— start of RECORD LIST —

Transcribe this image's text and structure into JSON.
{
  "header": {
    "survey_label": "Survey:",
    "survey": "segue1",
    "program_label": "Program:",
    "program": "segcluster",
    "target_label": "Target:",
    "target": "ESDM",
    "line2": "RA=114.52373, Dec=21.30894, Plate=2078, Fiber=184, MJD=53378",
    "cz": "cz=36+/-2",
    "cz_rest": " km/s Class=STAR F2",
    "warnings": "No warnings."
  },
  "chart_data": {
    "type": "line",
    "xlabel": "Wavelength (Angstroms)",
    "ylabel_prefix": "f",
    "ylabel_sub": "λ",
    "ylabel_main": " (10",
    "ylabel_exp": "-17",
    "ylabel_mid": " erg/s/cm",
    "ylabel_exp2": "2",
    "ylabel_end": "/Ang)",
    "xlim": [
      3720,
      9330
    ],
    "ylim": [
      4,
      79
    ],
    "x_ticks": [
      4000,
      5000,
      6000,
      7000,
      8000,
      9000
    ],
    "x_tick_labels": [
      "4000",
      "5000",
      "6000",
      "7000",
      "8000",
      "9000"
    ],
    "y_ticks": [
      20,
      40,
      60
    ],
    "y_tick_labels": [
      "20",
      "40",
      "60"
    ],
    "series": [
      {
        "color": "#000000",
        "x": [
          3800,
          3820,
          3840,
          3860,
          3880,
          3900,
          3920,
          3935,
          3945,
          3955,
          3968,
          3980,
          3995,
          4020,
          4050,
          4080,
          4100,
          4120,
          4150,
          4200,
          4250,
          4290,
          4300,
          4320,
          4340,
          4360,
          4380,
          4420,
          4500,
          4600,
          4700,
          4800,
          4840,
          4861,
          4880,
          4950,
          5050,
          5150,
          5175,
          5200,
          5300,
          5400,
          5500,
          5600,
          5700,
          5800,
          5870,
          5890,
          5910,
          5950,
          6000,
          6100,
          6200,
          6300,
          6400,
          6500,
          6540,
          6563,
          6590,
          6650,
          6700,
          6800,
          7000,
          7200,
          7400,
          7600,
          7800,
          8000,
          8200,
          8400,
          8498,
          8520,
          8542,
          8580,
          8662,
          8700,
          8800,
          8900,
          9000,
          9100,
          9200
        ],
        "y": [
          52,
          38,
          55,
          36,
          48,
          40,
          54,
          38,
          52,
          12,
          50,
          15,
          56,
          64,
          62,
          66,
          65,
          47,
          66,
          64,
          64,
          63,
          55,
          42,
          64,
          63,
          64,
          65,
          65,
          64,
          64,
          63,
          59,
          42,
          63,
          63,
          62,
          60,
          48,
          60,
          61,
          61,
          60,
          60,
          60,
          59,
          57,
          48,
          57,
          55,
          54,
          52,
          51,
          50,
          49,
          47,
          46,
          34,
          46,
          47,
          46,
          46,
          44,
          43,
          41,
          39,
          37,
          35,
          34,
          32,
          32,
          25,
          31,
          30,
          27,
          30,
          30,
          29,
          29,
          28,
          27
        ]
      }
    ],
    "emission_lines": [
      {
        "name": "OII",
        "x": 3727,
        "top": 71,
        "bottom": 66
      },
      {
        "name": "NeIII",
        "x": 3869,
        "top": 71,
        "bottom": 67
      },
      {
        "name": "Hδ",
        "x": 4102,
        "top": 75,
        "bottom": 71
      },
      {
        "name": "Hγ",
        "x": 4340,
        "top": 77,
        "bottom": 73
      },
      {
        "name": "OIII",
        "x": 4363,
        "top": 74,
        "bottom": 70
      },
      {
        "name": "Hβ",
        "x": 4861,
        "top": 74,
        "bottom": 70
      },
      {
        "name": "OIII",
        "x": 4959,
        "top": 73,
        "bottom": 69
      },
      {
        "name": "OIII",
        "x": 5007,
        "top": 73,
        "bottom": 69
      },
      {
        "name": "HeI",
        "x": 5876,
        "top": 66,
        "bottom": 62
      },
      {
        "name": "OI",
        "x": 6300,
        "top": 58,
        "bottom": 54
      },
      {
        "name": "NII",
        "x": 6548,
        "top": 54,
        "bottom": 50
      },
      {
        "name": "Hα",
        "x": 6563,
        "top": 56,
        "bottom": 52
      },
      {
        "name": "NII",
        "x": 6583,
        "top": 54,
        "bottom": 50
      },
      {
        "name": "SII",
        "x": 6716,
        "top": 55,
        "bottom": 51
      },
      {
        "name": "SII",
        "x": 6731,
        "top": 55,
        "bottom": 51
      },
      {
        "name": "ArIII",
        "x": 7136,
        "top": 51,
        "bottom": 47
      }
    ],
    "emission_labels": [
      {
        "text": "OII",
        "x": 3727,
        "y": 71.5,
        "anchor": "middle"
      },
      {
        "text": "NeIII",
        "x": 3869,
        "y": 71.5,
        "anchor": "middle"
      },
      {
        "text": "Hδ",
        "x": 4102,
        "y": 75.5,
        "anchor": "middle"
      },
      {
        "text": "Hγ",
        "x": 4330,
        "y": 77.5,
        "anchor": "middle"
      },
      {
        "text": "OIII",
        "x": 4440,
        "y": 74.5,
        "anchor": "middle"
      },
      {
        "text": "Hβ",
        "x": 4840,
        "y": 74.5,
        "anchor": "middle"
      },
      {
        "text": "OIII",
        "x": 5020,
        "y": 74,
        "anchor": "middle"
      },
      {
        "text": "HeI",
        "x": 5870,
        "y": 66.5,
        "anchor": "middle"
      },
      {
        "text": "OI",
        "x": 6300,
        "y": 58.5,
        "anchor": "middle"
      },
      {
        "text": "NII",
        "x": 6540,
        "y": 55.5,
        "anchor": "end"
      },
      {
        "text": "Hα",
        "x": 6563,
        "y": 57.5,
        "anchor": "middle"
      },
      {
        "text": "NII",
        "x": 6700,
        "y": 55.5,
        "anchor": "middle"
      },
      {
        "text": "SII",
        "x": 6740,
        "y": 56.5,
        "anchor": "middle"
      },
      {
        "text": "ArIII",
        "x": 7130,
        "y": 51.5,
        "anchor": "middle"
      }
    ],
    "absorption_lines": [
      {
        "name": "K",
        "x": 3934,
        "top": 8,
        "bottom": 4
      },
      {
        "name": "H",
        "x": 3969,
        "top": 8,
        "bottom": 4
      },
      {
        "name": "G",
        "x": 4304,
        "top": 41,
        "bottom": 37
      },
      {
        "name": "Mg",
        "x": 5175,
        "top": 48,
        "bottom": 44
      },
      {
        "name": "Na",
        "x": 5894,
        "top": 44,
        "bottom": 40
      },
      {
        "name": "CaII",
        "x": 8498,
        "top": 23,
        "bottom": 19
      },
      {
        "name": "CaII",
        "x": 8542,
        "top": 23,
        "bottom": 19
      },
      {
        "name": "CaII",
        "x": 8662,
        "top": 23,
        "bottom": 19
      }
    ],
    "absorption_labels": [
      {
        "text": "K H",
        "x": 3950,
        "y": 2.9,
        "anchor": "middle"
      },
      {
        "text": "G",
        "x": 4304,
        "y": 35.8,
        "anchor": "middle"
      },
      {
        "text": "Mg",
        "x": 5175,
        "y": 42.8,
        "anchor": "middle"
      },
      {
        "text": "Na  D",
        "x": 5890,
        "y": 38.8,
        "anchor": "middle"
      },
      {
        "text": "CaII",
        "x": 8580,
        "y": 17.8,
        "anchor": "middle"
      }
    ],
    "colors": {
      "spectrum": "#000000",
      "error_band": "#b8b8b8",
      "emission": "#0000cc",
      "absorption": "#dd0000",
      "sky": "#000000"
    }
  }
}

— end of RECORD LIST —

WRITTEN TASK ▸ Copy out all of the records shown above exactly.

WORKED ANSWER ▸
Transcribe this image's text and structure into JSON.
{
  "header": {
    "survey_label": "Survey:",
    "survey": "segue1",
    "program_label": "Program:",
    "program": "segcluster",
    "target_label": "Target:",
    "target": "ESDM",
    "line2": "RA=114.52373, Dec=21.30894, Plate=2078, Fiber=184, MJD=53378",
    "cz": "cz=36+/-2",
    "cz_rest": " km/s Class=STAR F2",
    "warnings": "No warnings."
  },
  "chart_data": {
    "type": "line",
    "xlabel": "Wavelength (Angstroms)",
    "ylabel_prefix": "f",
    "ylabel_sub": "λ",
    "ylabel_main": " (10",
    "ylabel_exp": "-17",
    "ylabel_mid": " erg/s/cm",
    "ylabel_exp2": "2",
    "ylabel_end": "/Ang)",
    "xlim": [
      3720,
      9330
    ],
    "ylim": [
      4,
      79
    ],
    "x_ticks": [
      4000,
      5000,
      6000,
      7000,
      8000,
      9000
    ],
    "x_tick_labels": [
      "4000",
      "5000",
      "6000",
      "7000",
      "8000",
      "9000"
    ],
    "y_ticks": [
      20,
      40,
      60
    ],
    "y_tick_labels": [
      "20",
      "40",
      "60"
    ],
    "series": [
      {
        "color": "#000000",
        "x": [
          3800,
          3820,
          3840,
          3860,
          3880,
          3900,
          3920,
          3935,
          3945,
          3955,
          3968,
          3980,
          3995,
          4020,
          4050,
          4080,
          4100,
          4120,
          4150,
          4200,
          4250,
          4290,
          4300,
          4320,
          4340,
          4360,
          4380,
          4420,
          4500,
          4600,
          4700,
          4800,
          4840,
          4861,
          4880,
          4950,
          5050,
          5150,
          5175,
          5200,
          5300,
          5400,
          5500,
          5600,
          5700,
          5800,
          5870,
          5890,
          5910,
          5950,
          6000,
          6100,
          6200,
          6300,
          6400,
          6500,
          6540,
          6563,
          6590,
          6650,
          6700,
          6800,
          7000,
          7200,
          7400,
          7600,
          7800,
          8000,
          8200,
          8400,
          8498,
          8520,
          8542,
          8580,
          8662,
          8700,
          8800,
          8900,
          9000,
          9100,
          9200
        ],
        "y": [
          52,
          38,
          55,
          36,
          48,
          40,
          54,
          38,
          52,
          12,
          50,
          15,
          56,
          64,
          62,
          66,
          65,
          47,
          66,
          64,
          64,
          63,
          55,
          42,
          64,
          63,
          64,
          65,
          65,
          64,
          64,
          63,
          59,
          42,
          63,
          63,
          62,
          60,
          48,
          60,
          61,
          61,
          60,
          60,
          60,
          59,
          57,
          48,
          57,
          55,
          54,
          52,
          51,
          50,
          49,
          47,
          46,
          34,
          46,
          47,
          46,
          46,
          44,
          43,
          41,
          39,
          37,
          35,
          34,
          32,
          32,
          25,
          31,
          30,
          27,
          30,
          30,
          29,
          29,
          28,
          27
        ]
      }
    ],
    "emission_lines": [
      {
        "name": "OII",
        "x": 3727,
        "top": 71,
        "bottom": 66
      },
      {
        "name": "NeIII",
        "x": 3869,
        "top": 71,
        "bottom": 67
      },
      {
        "name": "Hδ",
        "x": 4102,
        "top": 75,
        "bottom": 71
      },
      {
        "name": "Hγ",
        "x": 4340,
        "top": 77,
        "bottom": 73
      },
      {
        "name": "OIII",
        "x": 4363,
        "top": 74,
        "bottom": 70
      },
      {
        "name": "Hβ",
        "x": 4861,
        "top": 74,
        "bottom": 70
      },
      {
        "name": "OIII",
        "x": 4959,
        "top": 73,
        "bottom": 69
      },
      {
        "name": "OIII",
        "x": 5007,
        "top": 73,
        "bottom": 69
      },
      {
        "name": "HeI",
        "x": 5876,
        "top": 66,
        "bottom": 62
      },
      {
        "name": "OI",
        "x": 6300,
        "top": 58,
        "bottom": 54
      },
      {
        "name": "NII",
        "x": 6548,
        "top": 54,
        "bottom": 50
      },
      {
        "name": "Hα",
        "x": 6563,
        "top": 56,
        "bottom": 52
      },
      {
        "name": "NII",
        "x": 6583,
        "top": 54,
        "bottom": 50
      },
      {
        "name": "SII",
        "x": 6716,
        "top": 55,
        "bottom": 51
      },
      {
        "name": "SII",
        "x": 6731,
        "top": 55,
        "bottom": 51
      },
      {
        "name": "ArIII",
        "x": 7136,
        "top": 51,
        "bottom": 47
      }
    ],
    "emission_labels": [
      {
        "text": "OII",
        "x": 3727,
        "y": 71.5,
        "anchor": "middle"
      },
      {
        "text": "NeIII",
        "x": 3869,
        "y": 71.5,
        "anchor": "middle"
      },
      {
        "text": "Hδ",
        "x": 4102,
        "y": 75.5,
        "anchor": "middle"
      },
      {
        "text": "Hγ",
        "x": 4330,
        "y": 77.5,
        "anchor": "middle"
      },
      {
        "text": "OIII",
        "x": 4440,
        "y": 74.5,
        "anchor": "middle"
      },
      {
        "text": "Hβ",
        "x": 4840,
        "y": 74.5,
        "anchor": "middle"
      },
      {
        "text": "OIII",
        "x": 5020,
        "y": 74,
        "anchor": "middle"
      },
      {
        "text": "HeI",
        "x": 5870,
        "y": 66.5,
        "anchor": "middle"
      },
      {
        "text": "OI",
        "x": 6300,
        "y": 58.5,
        "anchor": "middle"
      },
      {
        "text": "NII",
        "x": 6540,
        "y": 55.5,
        "anchor": "end"
      },
      {
        "text": "Hα",
        "x": 6563,
        "y": 57.5,
        "anchor": "middle"
      },
      {
        "text": "NII",
        "x": 6700,
        "y": 55.5,
        "anchor": "middle"
      },
      {
        "text": "SII",
        "x": 6740,
        "y": 56.5,
        "anchor": "middle"
      },
      {
        "text": "ArIII",
        "x": 7130,
        "y": 51.5,
        "anchor": "middle"
      }
    ],
    "absorption_lines": [
      {
        "name": "K",
        "x": 3934,
        "top": 8,
        "bottom": 4
      },
      {
        "name": "H",
        "x": 3969,
        "top": 8,
        "bottom": 4
      },
      {
        "name": "G",
        "x": 4304,
        "top": 41,
        "bottom": 37
      },
      {
        "name": "Mg",
        "x": 5175,
        "top": 48,
        "bottom": 44
      },
      {
        "name": "Na",
        "x": 5894,
        "top": 44,
        "bottom": 40
      },
      {
        "name": "CaII",
        "x": 8498,
        "top": 23,
        "bottom": 19
      },
      {
        "name": "CaII",
        "x": 8542,
        "top": 23,
        "bottom": 19
      },
      {
        "name": "CaII",
        "x": 8662,
        "top": 23,
        "bottom": 19
      }
    ],
    "absorption_labels": [
      {
        "text": "K H",
        "x": 3950,
        "y": 2.9,
        "anchor": "middle"
      },
      {
        "text": "G",
        "x": 4304,
        "y": 35.8,
        "anchor": "middle"
      },
      {
        "text": "Mg",
        "x": 5175,
        "y": 42.8,
        "anchor": "middle"
      },
      {
        "text": "Na  D",
        "x": 5890,
        "y": 38.8,
        "anchor": "middle"
      },
      {
        "text": "CaII",
        "x": 8580,
        "y": 17.8,
        "anchor": "middle"
      }
    ],
    "colors": {
      "spectrum": "#000000",
      "error_band": "#b8b8b8",
      "emission": "#0000cc",
      "absorption": "#dd0000",
      "sky": "#000000"
    }
  }
}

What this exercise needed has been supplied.